**PROVIDED DATA:**
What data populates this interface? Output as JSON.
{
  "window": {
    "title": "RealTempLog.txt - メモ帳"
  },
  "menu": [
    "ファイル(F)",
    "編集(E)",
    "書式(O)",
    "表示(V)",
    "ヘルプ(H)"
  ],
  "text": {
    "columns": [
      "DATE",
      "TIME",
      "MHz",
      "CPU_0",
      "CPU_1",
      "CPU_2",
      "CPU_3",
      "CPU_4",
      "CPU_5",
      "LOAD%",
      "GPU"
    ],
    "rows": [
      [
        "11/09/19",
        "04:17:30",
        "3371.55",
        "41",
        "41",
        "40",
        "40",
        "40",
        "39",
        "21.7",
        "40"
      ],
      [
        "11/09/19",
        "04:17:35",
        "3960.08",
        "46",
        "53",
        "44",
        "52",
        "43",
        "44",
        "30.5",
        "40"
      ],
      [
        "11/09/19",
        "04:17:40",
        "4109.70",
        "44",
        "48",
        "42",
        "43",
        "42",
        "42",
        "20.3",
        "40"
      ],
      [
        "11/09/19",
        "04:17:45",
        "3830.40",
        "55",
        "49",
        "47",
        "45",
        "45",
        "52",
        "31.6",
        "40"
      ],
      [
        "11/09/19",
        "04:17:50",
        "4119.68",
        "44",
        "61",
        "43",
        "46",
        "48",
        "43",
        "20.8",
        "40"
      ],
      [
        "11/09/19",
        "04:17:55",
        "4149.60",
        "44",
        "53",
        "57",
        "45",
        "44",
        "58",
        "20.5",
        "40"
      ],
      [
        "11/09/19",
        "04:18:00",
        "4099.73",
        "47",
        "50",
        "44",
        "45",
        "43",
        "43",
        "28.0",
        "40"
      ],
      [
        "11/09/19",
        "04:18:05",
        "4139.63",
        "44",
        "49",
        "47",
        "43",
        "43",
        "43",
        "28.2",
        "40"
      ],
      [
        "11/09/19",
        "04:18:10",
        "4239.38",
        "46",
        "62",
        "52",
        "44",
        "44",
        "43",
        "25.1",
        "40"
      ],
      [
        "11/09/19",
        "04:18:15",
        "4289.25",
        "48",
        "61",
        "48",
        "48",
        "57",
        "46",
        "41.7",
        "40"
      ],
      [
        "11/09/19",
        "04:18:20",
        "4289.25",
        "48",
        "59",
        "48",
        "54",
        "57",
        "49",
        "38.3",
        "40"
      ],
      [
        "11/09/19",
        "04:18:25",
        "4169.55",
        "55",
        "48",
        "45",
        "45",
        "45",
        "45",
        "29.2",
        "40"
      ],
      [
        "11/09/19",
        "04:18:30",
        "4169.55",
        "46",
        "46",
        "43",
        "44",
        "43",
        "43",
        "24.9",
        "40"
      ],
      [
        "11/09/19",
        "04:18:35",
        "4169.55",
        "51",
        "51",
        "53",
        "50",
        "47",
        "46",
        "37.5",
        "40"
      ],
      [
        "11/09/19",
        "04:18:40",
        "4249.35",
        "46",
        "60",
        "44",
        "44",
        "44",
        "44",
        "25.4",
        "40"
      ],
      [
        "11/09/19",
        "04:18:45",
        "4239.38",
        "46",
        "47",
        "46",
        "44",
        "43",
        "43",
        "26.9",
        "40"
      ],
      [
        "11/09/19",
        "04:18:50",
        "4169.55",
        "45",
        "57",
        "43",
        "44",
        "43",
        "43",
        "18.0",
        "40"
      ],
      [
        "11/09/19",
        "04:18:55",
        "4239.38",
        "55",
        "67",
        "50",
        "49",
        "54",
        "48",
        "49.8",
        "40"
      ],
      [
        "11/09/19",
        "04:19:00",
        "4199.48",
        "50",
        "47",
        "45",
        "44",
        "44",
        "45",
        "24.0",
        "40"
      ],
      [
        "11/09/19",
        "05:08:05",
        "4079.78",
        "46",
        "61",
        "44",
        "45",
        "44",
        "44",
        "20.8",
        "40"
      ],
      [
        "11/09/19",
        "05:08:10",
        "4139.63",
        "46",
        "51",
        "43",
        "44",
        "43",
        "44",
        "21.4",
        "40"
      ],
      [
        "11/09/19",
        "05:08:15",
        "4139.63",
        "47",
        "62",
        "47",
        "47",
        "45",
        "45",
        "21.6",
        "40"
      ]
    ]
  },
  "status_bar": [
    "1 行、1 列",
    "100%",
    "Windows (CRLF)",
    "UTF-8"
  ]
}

**WHAT YOU HAVE TO DO:** Repeat the records above exactly, from the first line to the last.

**ANSWER TO THE PROBLEM:**
What data populates this interface? Output as JSON.
{
  "window": {
    "title": "RealTempLog.txt - メモ帳"
  },
  "menu": [
    "ファイル(F)",
    "編集(E)",
    "書式(O)",
    "表示(V)",
    "ヘルプ(H)"
  ],
  "text": {
    "columns": [
      "DATE",
      "TIME",
      "MHz",
      "CPU_0",
      "CPU_1",
      "CPU_2",
      "CPU_3",
      "CPU_4",
      "CPU_5",
      "LOAD%",
      "GPU"
    ],
    "rows": [
      [
        "11/09/19",
        "04:17:30",
        "3371.55",
        "41",
        "41",
        "40",
        "40",
        "40",
        "39",
        "21.7",
        "40"
      ],
      [
        "11/09/19",
        "04:17:35",
        "3960.08",
        "46",
        "53",
        "44",
        "52",
        "43",
        "44",
        "30.5",
        "40"
      ],
      [
        "11/09/19",
        "04:17:40",
        "4109.70",
        "44",
        "48",
        "42",
        "43",
        "42",
        "42",
        "20.3",
        "40"
      ],
      [
        "11/09/19",
        "04:17:45",
        "3830.40",
        "55",
        "49",
        "47",
        "45",
        "45",
        "52",
        "31.6",
        "40"
      ],
      [
        "11/09/19",
        "04:17:50",
        "4119.68",
        "44",
        "61",
        "43",
        "46",
        "48",
        "43",
        "20.8",
        "40"
      ],
      [
        "11/09/19",
        "04:17:55",
        "4149.60",
        "44",
        "53",
        "57",
        "45",
        "44",
        "58",
        "20.5",
        "40"
      ],
      [
        "11/09/19",
        "04:18:00",
        "4099.73",
        "47",
        "50",
        "44",
        "45",
        "43",
        "43",
        "28.0",
        "40"
      ],
      [
        "11/09/19",
        "04:18:05",
        "4139.63",
        "44",
        "49",
        "47",
        "43",
        "43",
        "43",
        "28.2",
        "40"
      ],
      [
        "11/09/19",
        "04:18:10",
        "4239.38",
        "46",
        "62",
        "52",
        "44",
        "44",
        "43",
        "25.1",
        "40"
      ],
      [
        "11/09/19",
        "04:18:15",
        "4289.25",
        "48",
        "61",
        "48",
        "48",
        "57",
        "46",
        "41.7",
        "40"
      ],
      [
        "11/09/19",
        "04:18:20",
        "4289.25",
        "48",
        "59",
        "48",
        "54",
        "57",
        "49",
        "38.3",
        "40"
      ],
      [
        "11/09/19",
        "04:18:25",
        "4169.55",
        "55",
        "48",
        "45",
        "45",
        "45",
        "45",
        "29.2",
        "40"
      ],
      [
        "11/09/19",
        "04:18:30",
        "4169.55",
        "46",
        "46",
        "43",
        "44",
        "43",
        "43",
        "24.9",
        "40"
      ],
      [
        "11/09/19",
        "04:18:35",
        "4169.55",
        "51",
        "51",
        "53",
        "50",
        "47",
        "46",
        "37.5",
        "40"
      ],
      [
        "11/09/19",
        "04:18:40",
        "4249.35",
        "46",
        "60",
        "44",
        "44",
        "44",
        "44",
        "25.4",
        "40"
      ],
      [
        "11/09/19",
        "04:18:45",
        "4239.38",
        "46",
        "47",
        "46",
        "44",
        "43",
        "43",
        "26.9",
        "40"
      ],
      [
        "11/09/19",
        "04:18:50",
        "4169.55",
        "45",
        "57",
        "43",
        "44",
        "43",
        "43",
        "18.0",
        "40"
      ],
      [
        "11/09/19",
        "04:18:55",
        "4239.38",
        "55",
        "67",
        "50",
        "49",
        "54",
        "48",
        "49.8",
        "40"
      ],
      [
        "11/09/19",
        "04:19:00",
        "4199.48",
        "50",
        "47",
        "45",
        "44",
        "44",
        "45",
        "24.0",
        "40"
      ],
      [
        "11/09/19",
        "05:08:05",
        "4079.78",
        "46",
        "61",
        "44",
        "45",
        "44",
        "44",
        "20.8",
        "40"
      ],
      [
        "11/09/19",
        "05:08:10",
        "4139.63",
        "46",
        "51",
        "43",
        "44",
        "43",
        "44",
        "21.4",
        "40"
      ],
      [
        "11/09/19",
        "05:08:15",
        "4139.63",
        "47",
        "62",
        "47",
        "47",
        "45",
        "45",
        "21.6",
        "40"
      ]
    ]
  },
  "status_bar": [
    "1 行、1 列",
    "100%",
    "Windows (CRLF)",
    "UTF-8"
  ]
}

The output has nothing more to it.